Dataset rows about figures:

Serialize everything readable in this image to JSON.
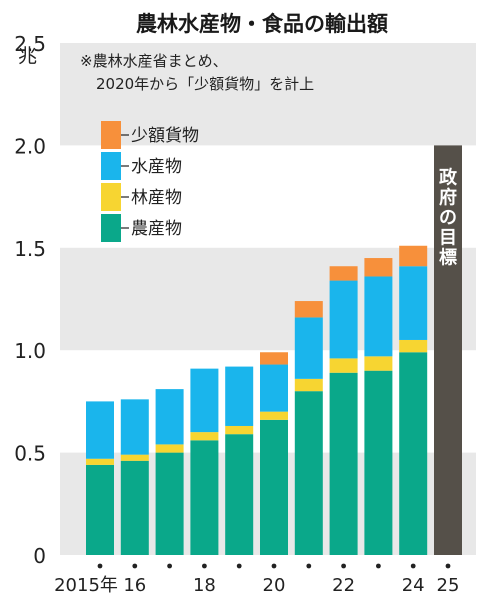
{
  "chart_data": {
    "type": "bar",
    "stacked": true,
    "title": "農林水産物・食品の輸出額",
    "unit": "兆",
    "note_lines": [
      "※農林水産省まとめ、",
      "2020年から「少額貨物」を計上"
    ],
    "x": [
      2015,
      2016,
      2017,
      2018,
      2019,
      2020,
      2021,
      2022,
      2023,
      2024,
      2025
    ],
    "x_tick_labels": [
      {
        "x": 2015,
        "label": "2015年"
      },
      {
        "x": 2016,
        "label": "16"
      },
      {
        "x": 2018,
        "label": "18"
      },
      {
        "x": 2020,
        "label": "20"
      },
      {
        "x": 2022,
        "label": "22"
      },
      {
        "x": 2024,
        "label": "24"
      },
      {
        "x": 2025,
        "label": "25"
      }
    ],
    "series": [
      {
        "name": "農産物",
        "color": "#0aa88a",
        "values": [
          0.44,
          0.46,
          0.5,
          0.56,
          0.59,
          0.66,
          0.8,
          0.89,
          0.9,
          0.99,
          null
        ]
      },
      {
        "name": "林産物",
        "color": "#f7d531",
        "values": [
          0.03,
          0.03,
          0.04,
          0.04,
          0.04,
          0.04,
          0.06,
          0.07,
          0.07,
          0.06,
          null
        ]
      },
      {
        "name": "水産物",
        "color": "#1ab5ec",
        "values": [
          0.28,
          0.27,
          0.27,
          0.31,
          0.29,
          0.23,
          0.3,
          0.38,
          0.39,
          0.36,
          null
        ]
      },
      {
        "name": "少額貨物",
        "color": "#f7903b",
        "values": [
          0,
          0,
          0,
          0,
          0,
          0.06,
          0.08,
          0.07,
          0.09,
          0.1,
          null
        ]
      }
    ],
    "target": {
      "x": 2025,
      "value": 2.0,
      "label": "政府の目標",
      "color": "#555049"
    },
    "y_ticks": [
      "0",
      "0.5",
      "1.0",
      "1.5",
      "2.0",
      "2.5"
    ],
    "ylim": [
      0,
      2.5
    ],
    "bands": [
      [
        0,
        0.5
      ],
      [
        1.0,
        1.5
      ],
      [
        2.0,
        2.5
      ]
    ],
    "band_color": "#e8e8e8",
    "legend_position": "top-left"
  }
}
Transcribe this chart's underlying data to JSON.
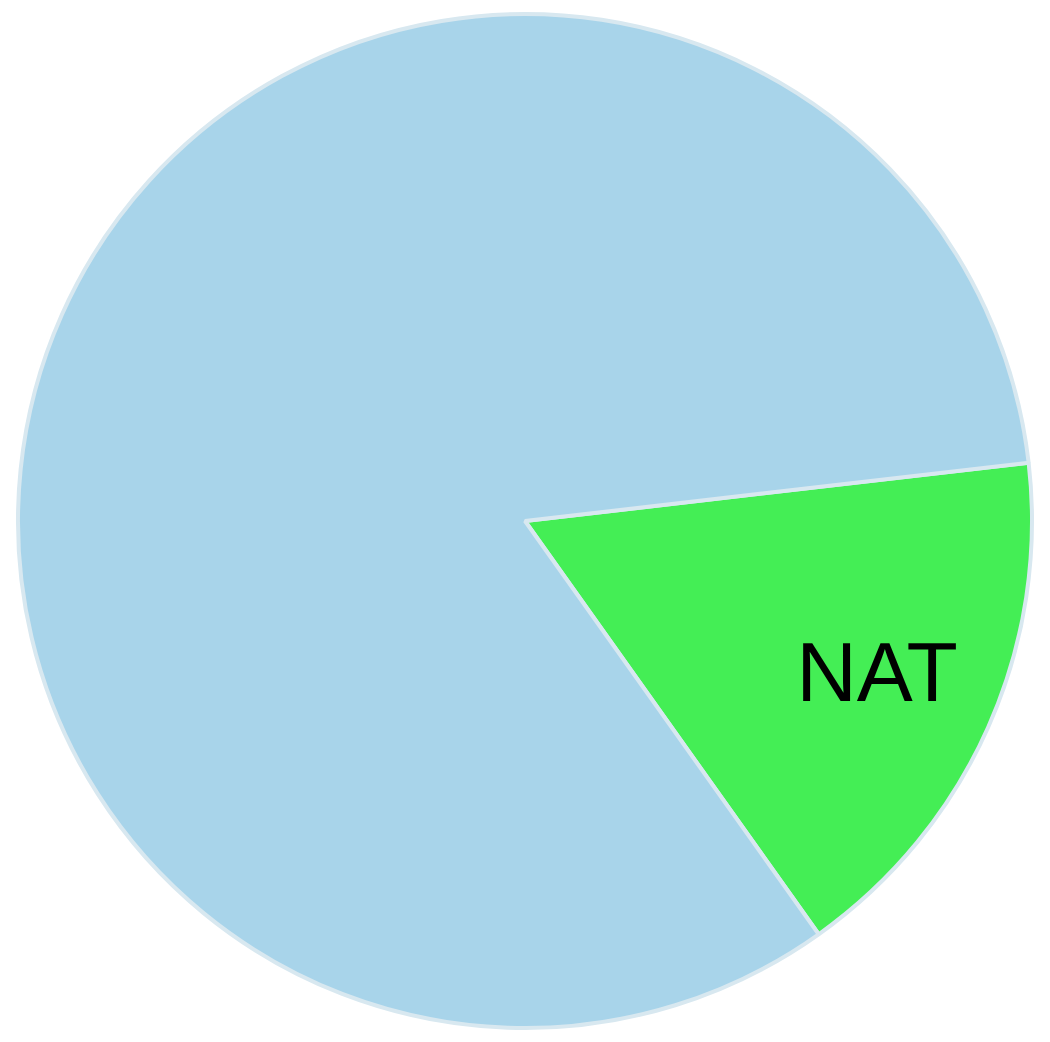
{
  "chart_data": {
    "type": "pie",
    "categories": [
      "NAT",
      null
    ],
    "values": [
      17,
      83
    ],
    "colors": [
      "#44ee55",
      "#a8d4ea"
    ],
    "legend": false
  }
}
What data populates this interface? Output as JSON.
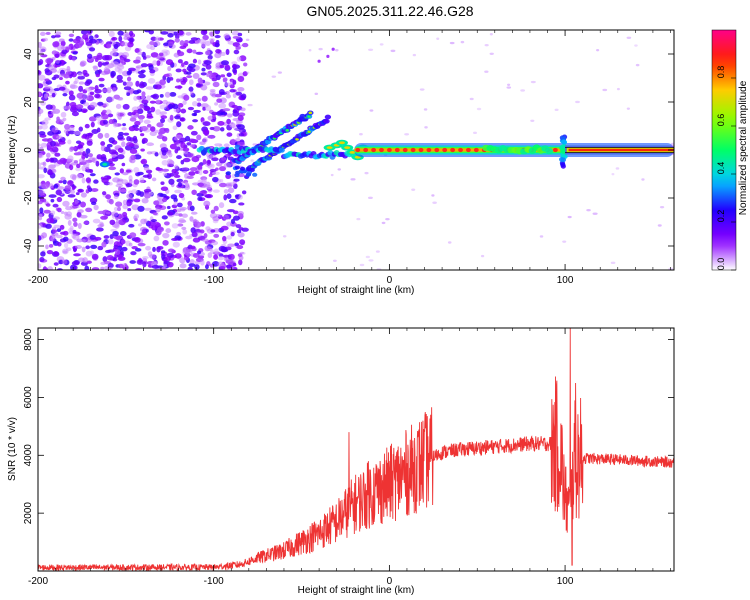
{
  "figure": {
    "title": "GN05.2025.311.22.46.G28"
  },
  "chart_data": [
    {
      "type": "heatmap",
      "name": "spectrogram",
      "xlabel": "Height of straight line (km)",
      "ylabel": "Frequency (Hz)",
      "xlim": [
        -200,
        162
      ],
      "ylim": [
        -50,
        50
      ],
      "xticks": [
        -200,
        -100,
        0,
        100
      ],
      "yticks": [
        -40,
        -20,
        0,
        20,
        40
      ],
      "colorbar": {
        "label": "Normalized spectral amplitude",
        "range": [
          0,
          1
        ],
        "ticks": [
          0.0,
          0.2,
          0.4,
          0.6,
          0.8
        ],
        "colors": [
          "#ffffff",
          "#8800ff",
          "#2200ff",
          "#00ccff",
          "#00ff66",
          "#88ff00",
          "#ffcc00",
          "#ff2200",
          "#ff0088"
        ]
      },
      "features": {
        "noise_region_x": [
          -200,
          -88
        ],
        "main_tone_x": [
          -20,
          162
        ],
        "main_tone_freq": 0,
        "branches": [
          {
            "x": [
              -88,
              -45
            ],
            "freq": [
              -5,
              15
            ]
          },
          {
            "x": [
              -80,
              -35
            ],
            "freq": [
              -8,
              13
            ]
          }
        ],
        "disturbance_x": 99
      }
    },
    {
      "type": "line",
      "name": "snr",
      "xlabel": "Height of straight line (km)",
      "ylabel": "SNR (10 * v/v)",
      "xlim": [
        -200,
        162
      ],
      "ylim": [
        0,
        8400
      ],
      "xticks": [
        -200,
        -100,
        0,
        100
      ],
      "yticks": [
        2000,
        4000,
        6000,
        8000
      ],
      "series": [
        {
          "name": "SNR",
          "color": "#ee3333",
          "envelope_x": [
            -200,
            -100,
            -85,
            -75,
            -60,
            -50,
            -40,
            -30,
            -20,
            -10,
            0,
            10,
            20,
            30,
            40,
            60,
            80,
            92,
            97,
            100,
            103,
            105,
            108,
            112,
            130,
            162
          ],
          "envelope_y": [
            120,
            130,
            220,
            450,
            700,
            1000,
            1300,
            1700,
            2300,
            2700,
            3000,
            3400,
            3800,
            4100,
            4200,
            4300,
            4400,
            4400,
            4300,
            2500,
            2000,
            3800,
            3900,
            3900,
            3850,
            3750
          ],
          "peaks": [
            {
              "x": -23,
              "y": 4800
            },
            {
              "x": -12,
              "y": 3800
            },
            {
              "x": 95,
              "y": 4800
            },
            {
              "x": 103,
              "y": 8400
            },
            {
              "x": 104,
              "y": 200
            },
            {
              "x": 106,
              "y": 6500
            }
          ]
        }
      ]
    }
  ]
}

## The problem
Set down all the data again exactly as above, pictures excluded.

## Solution
Serialize everything readable in this image to JSON.
{
  "chart_data": {
    "type": "bar",
    "stacked": true,
    "title": "農林水産物・食品の輸出額",
    "unit": "兆",
    "note_lines": [
      "※農林水産省まとめ、",
      "2020年から「少額貨物」を計上"
    ],
    "x": [
      2015,
      2016,
      2017,
      2018,
      2019,
      2020,
      2021,
      2022,
      2023,
      2024,
      2025
    ],
    "x_tick_labels": [
      {
        "x": 2015,
        "label": "2015年"
      },
      {
        "x": 2016,
        "label": "16"
      },
      {
        "x": 2018,
        "label": "18"
      },
      {
        "x": 2020,
        "label": "20"
      },
      {
        "x": 2022,
        "label": "22"
      },
      {
        "x": 2024,
        "label": "24"
      },
      {
        "x": 2025,
        "label": "25"
      }
    ],
    "series": [
      {
        "name": "農産物",
        "color": "#0aa88a",
        "values": [
          0.44,
          0.46,
          0.5,
          0.56,
          0.59,
          0.66,
          0.8,
          0.89,
          0.9,
          0.99,
          null
        ]
      },
      {
        "name": "林産物",
        "color": "#f7d531",
        "values": [
          0.03,
          0.03,
          0.04,
          0.04,
          0.04,
          0.04,
          0.06,
          0.07,
          0.07,
          0.06,
          null
        ]
      },
      {
        "name": "水産物",
        "color": "#1ab5ec",
        "values": [
          0.28,
          0.27,
          0.27,
          0.31,
          0.29,
          0.23,
          0.3,
          0.38,
          0.39,
          0.36,
          null
        ]
      },
      {
        "name": "少額貨物",
        "color": "#f7903b",
        "values": [
          0,
          0,
          0,
          0,
          0,
          0.06,
          0.08,
          0.07,
          0.09,
          0.1,
          null
        ]
      }
    ],
    "target": {
      "x": 2025,
      "value": 2.0,
      "label": "政府の目標",
      "color": "#555049"
    },
    "y_ticks": [
      "0",
      "0.5",
      "1.0",
      "1.5",
      "2.0",
      "2.5"
    ],
    "ylim": [
      0,
      2.5
    ],
    "bands": [
      [
        0,
        0.5
      ],
      [
        1.0,
        1.5
      ],
      [
        2.0,
        2.5
      ]
    ],
    "band_color": "#e8e8e8",
    "legend_position": "top-left"
  }
}
Transcribe this chart's underlying data to JSON.
{
  "chart_data": {
    "type": "pie",
    "categories": [
      "NAT",
      null
    ],
    "values": [
      17,
      83
    ],
    "colors": [
      "#44ee55",
      "#a8d4ea"
    ],
    "legend": false
  }
}
What data populates this interface? Output as JSON.
{
  "figure": {
    "title": "GN05.2025.311.22.46.G28"
  },
  "chart_data": [
    {
      "type": "heatmap",
      "name": "spectrogram",
      "xlabel": "Height of straight line (km)",
      "ylabel": "Frequency (Hz)",
      "xlim": [
        -200,
        162
      ],
      "ylim": [
        -50,
        50
      ],
      "xticks": [
        -200,
        -100,
        0,
        100
      ],
      "yticks": [
        -40,
        -20,
        0,
        20,
        40
      ],
      "colorbar": {
        "label": "Normalized spectral amplitude",
        "range": [
          0,
          1
        ],
        "ticks": [
          0.0,
          0.2,
          0.4,
          0.6,
          0.8
        ],
        "colors": [
          "#ffffff",
          "#8800ff",
          "#2200ff",
          "#00ccff",
          "#00ff66",
          "#88ff00",
          "#ffcc00",
          "#ff2200",
          "#ff0088"
        ]
      },
      "features": {
        "noise_region_x": [
          -200,
          -88
        ],
        "main_tone_x": [
          -20,
          162
        ],
        "main_tone_freq": 0,
        "branches": [
          {
            "x": [
              -88,
              -45
            ],
            "freq": [
              -5,
              15
            ]
          },
          {
            "x": [
              -80,
              -35
            ],
            "freq": [
              -8,
              13
            ]
          }
        ],
        "disturbance_x": 99
      }
    },
    {
      "type": "line",
      "name": "snr",
      "xlabel": "Height of straight line (km)",
      "ylabel": "SNR (10 * v/v)",
      "xlim": [
        -200,
        162
      ],
      "ylim": [
        0,
        8400
      ],
      "xticks": [
        -200,
        -100,
        0,
        100
      ],
      "yticks": [
        2000,
        4000,
        6000,
        8000
      ],
      "series": [
        {
          "name": "SNR",
          "color": "#ee3333",
          "envelope_x": [
            -200,
            -100,
            -85,
            -75,
            -60,
            -50,
            -40,
            -30,
            -20,
            -10,
            0,
            10,
            20,
            30,
            40,
            60,
            80,
            92,
            97,
            100,
            103,
            105,
            108,
            112,
            130,
            162
          ],
          "envelope_y": [
            120,
            130,
            220,
            450,
            700,
            1000,
            1300,
            1700,
            2300,
            2700,
            3000,
            3400,
            3800,
            4100,
            4200,
            4300,
            4400,
            4400,
            4300,
            2500,
            2000,
            3800,
            3900,
            3900,
            3850,
            3750
          ],
          "peaks": [
            {
              "x": -23,
              "y": 4800
            },
            {
              "x": -12,
              "y": 3800
            },
            {
              "x": 95,
              "y": 4800
            },
            {
              "x": 103,
              "y": 8400
            },
            {
              "x": 104,
              "y": 200
            },
            {
              "x": 106,
              "y": 6500
            }
          ]
        }
      ]
    }
  ]
}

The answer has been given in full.